• **Work required**
Below are records; state how many of their lines hold the word "físicas", and give only the figure.

Dataset items:
====
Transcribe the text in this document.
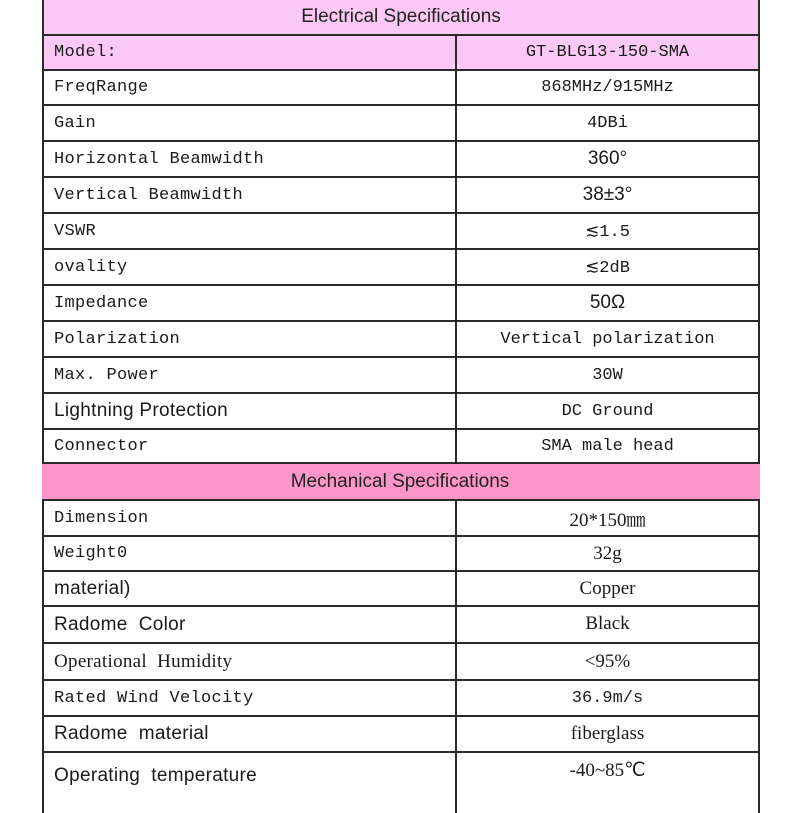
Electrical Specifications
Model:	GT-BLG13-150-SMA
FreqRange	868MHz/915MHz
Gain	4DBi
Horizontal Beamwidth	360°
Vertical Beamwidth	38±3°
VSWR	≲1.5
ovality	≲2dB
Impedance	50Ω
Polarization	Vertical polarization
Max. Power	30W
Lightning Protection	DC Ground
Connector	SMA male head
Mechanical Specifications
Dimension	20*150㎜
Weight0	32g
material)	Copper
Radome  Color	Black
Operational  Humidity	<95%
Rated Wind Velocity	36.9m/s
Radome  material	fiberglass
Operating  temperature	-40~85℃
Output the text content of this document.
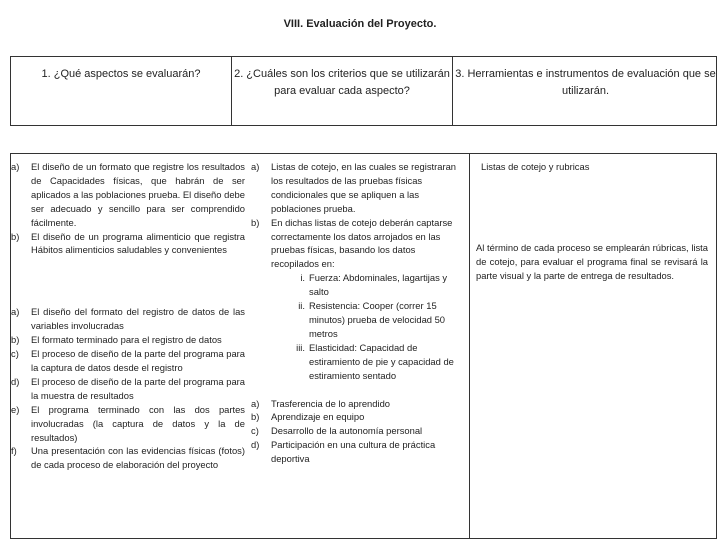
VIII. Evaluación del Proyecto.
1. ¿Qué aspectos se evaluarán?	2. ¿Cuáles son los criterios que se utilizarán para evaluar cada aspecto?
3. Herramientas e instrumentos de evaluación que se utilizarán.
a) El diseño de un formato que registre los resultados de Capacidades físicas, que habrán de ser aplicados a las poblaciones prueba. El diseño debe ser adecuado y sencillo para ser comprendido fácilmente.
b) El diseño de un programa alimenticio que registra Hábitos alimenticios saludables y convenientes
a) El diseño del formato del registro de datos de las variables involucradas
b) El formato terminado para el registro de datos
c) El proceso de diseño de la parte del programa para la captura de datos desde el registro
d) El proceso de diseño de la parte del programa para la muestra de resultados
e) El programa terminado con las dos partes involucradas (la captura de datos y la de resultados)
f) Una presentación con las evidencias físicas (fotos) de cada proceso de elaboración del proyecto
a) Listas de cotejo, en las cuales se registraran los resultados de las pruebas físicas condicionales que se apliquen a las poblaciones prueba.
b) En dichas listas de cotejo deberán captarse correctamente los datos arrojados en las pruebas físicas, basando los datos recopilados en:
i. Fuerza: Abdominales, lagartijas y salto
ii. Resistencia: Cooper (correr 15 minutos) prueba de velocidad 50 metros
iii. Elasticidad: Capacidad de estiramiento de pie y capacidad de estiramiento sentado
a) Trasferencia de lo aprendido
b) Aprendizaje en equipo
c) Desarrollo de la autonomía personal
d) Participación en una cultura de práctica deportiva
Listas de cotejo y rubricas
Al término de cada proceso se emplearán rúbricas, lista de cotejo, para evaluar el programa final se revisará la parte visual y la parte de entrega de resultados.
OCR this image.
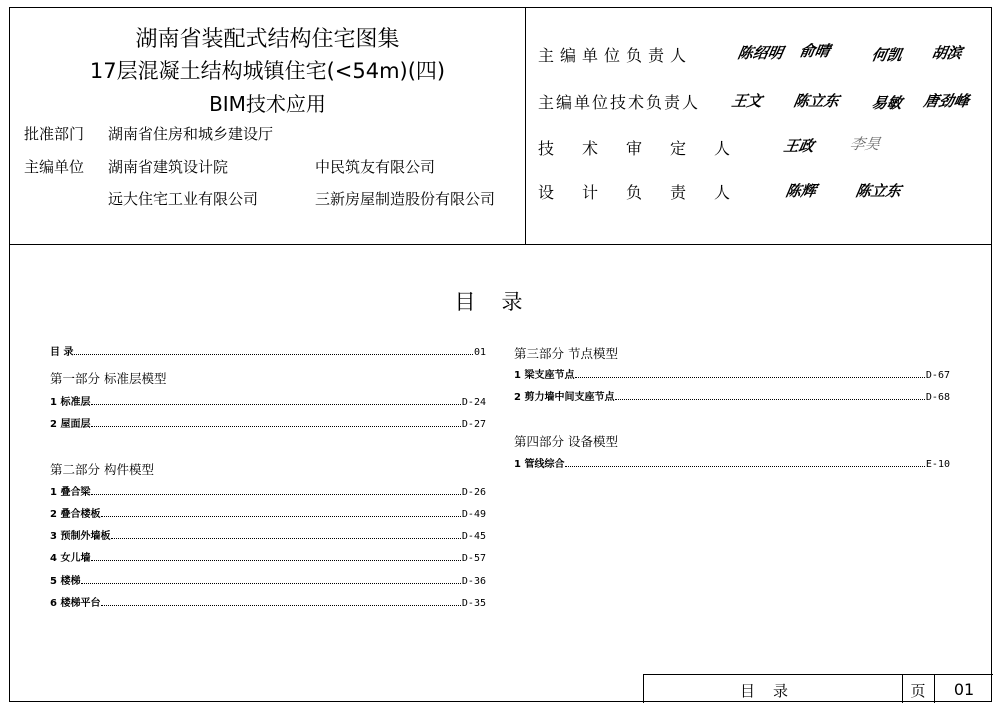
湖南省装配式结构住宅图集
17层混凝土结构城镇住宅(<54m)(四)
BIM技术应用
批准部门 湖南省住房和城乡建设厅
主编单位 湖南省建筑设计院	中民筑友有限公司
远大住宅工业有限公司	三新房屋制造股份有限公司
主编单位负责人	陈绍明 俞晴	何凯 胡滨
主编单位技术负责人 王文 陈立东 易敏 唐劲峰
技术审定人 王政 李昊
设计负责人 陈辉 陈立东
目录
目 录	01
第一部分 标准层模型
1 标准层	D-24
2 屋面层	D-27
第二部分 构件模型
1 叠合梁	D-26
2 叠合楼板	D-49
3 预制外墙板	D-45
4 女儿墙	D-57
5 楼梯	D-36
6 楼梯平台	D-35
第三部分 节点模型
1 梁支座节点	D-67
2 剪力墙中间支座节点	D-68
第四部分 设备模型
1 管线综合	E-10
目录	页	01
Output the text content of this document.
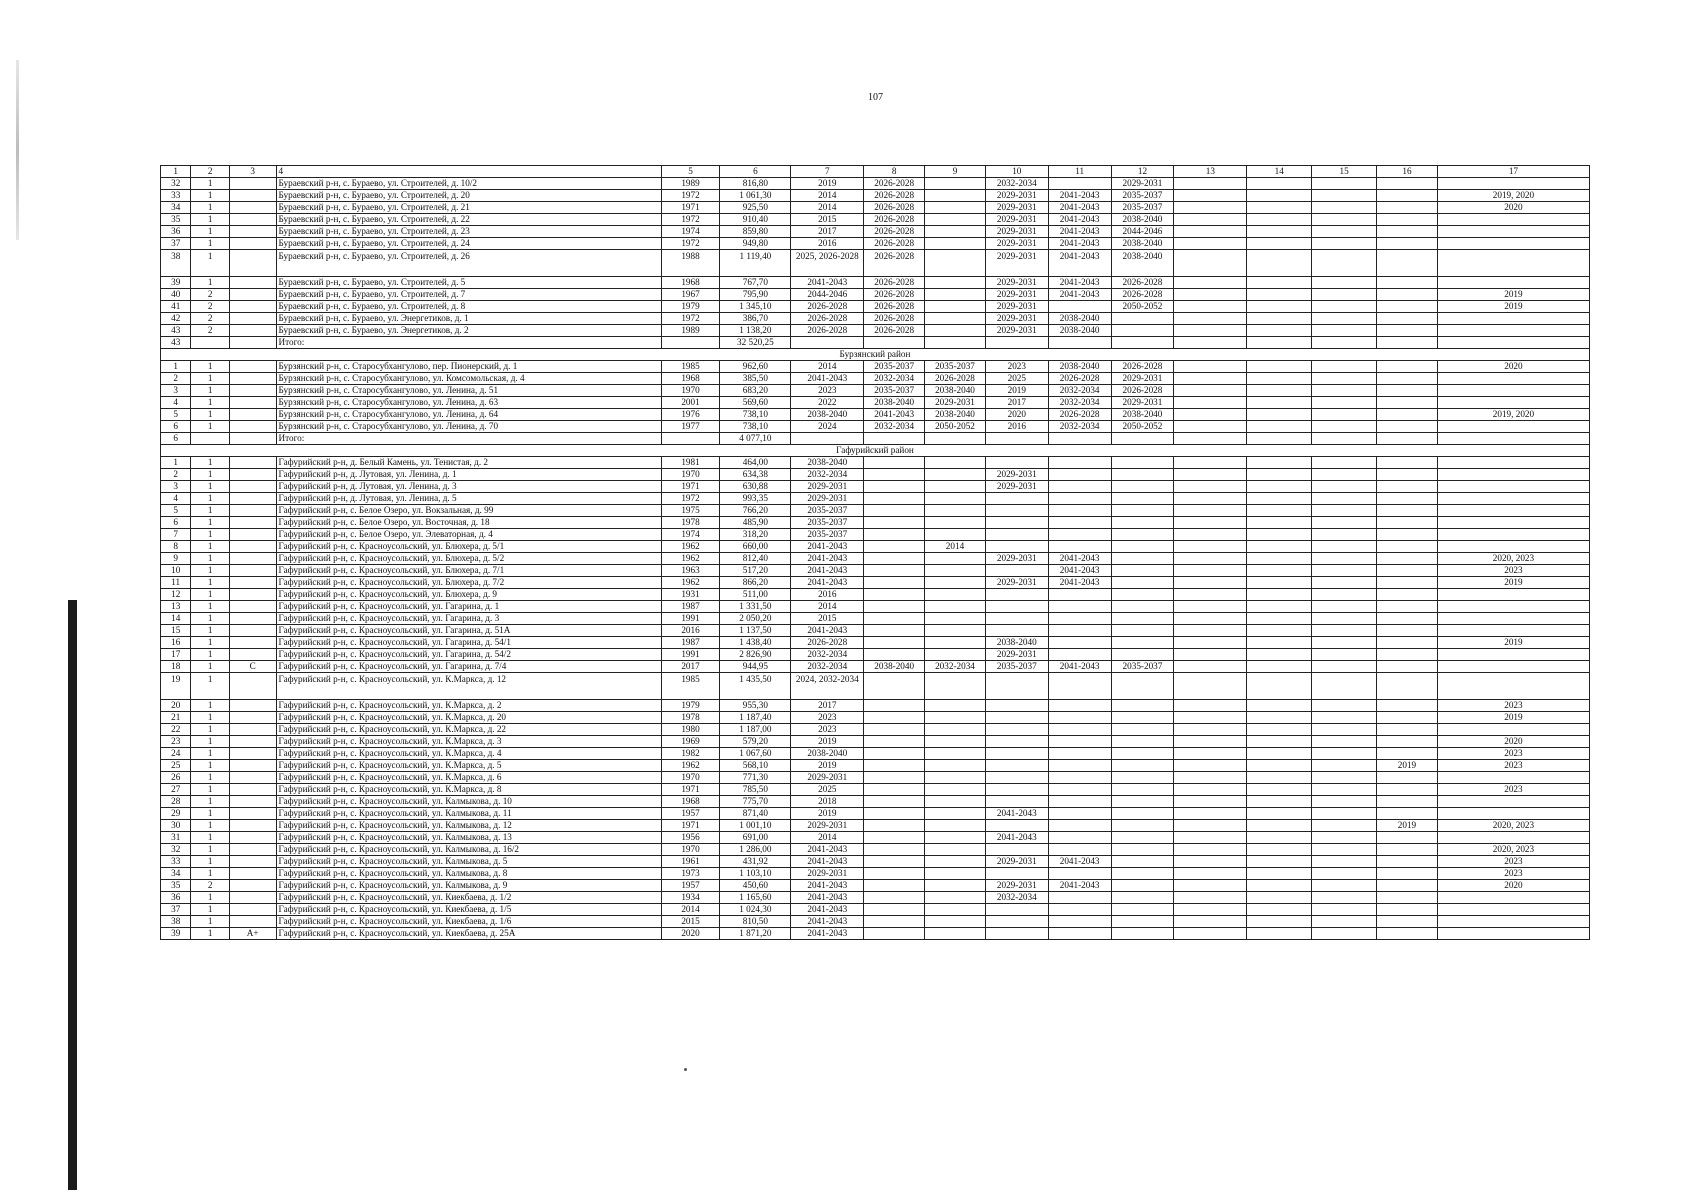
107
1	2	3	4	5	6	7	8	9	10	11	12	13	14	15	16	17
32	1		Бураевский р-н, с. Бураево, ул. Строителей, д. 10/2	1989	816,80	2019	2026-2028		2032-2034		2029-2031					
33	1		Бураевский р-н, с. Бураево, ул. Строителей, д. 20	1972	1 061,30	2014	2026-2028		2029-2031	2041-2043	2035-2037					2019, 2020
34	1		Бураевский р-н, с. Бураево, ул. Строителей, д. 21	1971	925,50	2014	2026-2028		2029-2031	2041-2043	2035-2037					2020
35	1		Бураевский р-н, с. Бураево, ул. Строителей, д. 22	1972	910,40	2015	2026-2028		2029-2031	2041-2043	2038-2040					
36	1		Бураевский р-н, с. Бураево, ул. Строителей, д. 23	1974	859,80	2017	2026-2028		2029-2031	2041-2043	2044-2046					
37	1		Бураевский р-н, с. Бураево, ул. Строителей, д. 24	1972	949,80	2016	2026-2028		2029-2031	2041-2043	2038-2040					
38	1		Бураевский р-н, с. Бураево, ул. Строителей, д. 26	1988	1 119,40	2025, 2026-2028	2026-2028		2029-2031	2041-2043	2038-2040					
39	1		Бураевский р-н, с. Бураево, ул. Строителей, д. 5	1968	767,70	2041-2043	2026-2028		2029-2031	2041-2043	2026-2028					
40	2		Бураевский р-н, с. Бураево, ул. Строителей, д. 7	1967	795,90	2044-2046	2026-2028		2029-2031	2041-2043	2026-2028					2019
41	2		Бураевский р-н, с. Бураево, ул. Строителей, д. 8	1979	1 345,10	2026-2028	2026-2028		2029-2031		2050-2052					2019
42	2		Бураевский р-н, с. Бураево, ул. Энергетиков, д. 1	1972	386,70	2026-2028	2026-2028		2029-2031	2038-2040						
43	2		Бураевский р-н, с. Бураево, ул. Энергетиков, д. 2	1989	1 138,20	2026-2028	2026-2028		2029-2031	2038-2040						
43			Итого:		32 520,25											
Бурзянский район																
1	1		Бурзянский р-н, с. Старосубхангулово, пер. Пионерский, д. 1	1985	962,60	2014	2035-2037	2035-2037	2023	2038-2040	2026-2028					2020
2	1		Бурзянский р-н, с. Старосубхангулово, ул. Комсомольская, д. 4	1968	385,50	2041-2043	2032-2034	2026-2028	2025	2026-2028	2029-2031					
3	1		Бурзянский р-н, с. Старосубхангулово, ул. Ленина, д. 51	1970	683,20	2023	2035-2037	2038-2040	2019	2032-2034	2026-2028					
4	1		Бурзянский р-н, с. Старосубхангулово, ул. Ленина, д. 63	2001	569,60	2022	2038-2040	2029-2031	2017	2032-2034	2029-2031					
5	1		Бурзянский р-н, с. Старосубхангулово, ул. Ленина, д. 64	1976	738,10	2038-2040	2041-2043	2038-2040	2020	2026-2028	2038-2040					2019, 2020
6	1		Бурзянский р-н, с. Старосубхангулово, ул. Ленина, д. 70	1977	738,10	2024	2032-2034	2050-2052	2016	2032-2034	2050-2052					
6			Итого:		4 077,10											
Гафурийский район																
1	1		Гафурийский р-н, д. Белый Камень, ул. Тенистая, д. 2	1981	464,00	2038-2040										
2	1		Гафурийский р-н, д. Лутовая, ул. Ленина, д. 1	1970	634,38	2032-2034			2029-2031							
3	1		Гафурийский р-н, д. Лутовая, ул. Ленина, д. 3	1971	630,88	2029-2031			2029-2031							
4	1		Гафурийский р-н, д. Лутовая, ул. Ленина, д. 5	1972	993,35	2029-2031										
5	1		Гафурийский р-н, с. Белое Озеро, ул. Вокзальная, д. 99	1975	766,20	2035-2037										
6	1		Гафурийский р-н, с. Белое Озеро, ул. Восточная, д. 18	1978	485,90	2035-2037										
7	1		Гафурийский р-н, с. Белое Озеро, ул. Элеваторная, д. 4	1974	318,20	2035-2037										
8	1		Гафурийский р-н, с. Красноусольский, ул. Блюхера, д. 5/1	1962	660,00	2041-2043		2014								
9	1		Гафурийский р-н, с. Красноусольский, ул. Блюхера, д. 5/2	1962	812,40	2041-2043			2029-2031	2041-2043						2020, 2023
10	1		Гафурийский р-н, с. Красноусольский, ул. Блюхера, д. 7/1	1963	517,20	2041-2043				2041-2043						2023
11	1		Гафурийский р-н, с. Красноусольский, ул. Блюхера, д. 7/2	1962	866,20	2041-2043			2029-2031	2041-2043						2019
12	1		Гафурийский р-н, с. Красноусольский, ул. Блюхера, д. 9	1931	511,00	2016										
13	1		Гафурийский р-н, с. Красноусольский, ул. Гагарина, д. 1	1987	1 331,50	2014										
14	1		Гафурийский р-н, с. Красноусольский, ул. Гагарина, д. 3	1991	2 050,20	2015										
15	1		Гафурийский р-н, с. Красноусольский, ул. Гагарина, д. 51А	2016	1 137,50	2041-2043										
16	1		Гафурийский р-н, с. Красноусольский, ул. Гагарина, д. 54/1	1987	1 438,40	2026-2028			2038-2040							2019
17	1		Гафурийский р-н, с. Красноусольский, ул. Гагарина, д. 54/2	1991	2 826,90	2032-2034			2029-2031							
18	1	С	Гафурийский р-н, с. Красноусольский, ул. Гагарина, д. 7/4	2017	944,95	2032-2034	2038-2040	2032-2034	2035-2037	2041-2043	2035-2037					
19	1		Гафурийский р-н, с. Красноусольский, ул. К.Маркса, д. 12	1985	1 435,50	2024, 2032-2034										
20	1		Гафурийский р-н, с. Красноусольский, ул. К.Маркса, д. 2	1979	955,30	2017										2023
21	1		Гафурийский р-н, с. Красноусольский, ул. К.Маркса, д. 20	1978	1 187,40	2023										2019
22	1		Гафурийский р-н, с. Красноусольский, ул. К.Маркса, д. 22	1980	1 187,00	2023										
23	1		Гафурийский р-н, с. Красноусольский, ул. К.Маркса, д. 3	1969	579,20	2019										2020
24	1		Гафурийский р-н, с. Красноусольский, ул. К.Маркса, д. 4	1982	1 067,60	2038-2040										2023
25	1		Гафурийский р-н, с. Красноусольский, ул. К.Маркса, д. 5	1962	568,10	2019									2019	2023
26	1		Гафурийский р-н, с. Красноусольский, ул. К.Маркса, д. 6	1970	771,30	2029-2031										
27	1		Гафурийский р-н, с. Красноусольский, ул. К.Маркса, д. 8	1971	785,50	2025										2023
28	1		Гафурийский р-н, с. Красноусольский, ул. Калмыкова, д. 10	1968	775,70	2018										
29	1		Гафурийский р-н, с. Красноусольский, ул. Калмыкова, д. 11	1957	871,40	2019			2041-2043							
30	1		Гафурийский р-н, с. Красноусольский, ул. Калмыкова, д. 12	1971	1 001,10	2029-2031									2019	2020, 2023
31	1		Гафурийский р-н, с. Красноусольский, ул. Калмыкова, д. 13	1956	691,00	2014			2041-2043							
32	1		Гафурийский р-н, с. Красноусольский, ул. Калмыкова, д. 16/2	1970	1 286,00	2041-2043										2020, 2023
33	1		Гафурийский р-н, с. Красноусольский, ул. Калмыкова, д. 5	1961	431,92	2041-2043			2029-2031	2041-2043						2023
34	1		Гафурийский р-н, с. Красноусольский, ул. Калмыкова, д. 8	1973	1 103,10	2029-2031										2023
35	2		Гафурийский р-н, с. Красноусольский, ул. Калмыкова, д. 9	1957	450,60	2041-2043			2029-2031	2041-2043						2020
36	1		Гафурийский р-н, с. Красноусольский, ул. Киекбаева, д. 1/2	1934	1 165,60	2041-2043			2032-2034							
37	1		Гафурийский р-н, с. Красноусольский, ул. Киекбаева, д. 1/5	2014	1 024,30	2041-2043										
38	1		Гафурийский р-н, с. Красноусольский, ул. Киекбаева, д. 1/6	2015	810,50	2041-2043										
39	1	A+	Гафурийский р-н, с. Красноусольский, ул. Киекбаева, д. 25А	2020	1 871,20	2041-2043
====
• **Response**
4